### Short task
Reproduce the data below word for word, from its first line through the line containing "column-header-status: 상태 [465,278,491,294]", including both ends.

### Dataset records

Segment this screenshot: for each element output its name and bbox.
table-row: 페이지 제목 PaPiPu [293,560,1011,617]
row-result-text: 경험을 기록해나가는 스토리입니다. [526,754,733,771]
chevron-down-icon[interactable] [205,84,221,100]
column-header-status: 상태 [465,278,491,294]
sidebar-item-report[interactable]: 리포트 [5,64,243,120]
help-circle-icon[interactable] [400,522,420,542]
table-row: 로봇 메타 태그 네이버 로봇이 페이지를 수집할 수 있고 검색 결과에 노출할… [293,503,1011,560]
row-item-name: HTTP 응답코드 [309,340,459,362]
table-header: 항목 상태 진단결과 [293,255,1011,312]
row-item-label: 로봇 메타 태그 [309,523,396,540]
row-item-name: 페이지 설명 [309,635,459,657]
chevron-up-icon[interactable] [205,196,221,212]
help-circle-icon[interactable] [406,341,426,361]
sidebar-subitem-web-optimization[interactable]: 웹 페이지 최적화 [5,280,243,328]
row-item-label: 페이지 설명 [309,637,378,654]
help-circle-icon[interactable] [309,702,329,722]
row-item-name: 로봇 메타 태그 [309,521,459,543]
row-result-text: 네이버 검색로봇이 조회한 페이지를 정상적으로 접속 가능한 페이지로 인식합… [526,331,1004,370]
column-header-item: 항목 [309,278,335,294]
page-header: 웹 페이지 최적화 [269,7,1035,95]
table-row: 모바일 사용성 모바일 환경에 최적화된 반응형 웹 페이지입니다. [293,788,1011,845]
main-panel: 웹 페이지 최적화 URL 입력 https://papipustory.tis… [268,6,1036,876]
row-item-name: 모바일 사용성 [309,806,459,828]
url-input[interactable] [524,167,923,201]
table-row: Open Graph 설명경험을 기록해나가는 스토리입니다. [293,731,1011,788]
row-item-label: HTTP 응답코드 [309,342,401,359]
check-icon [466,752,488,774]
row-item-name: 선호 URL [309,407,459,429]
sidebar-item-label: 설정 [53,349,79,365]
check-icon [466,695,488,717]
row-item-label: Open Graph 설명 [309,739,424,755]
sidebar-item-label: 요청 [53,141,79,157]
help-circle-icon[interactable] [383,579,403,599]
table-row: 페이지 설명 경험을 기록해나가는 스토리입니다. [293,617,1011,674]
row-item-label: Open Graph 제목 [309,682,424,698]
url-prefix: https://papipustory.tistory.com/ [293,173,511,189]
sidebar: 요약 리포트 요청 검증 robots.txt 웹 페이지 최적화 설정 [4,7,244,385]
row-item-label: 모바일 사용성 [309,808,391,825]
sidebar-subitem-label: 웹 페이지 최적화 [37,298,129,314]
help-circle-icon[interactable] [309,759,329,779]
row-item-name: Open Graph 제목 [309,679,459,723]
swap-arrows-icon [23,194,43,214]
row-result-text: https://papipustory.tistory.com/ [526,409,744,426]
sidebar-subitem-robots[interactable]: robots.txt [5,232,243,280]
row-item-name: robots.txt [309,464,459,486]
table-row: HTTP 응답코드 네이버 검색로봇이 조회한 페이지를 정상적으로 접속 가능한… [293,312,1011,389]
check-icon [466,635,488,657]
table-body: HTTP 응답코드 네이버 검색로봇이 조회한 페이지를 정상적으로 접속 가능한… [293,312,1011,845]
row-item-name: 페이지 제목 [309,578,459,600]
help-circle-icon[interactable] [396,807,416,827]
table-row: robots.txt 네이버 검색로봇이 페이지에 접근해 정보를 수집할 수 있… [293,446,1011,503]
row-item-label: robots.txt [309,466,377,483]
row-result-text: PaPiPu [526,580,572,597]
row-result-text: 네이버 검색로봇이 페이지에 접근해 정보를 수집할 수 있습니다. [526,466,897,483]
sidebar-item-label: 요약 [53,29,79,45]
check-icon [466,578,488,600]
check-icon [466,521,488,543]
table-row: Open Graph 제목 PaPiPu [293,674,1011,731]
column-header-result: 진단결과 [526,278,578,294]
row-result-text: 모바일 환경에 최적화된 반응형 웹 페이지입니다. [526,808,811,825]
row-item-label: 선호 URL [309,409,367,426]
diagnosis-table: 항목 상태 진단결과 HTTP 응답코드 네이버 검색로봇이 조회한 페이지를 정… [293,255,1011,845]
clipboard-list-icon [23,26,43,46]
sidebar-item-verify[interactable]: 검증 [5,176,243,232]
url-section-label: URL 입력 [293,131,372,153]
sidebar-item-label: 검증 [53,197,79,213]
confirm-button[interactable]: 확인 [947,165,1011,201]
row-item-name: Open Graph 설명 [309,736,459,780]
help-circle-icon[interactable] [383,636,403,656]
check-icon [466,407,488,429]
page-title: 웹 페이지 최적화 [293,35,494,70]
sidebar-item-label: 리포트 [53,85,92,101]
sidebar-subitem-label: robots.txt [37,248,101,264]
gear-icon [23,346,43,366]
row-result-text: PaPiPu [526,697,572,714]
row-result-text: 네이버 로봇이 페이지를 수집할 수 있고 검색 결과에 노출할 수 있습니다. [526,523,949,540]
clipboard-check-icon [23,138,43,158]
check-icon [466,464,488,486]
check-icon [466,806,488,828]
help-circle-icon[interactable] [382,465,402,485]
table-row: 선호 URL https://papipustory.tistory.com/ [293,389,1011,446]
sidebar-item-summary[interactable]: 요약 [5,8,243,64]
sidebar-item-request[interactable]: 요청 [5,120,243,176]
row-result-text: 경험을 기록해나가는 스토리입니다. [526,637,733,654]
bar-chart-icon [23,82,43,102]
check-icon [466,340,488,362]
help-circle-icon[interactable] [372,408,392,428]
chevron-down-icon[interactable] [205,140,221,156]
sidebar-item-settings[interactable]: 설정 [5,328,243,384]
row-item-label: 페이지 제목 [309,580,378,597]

### Exercise result
Segment this screenshot: for each element output its name and bbox.
table-row: 페이지 제목 PaPiPu [293,560,1011,617]
row-result-text: 경험을 기록해나가는 스토리입니다. [526,754,733,771]
chevron-down-icon[interactable] [205,84,221,100]
column-header-status: 상태 [465,278,491,294]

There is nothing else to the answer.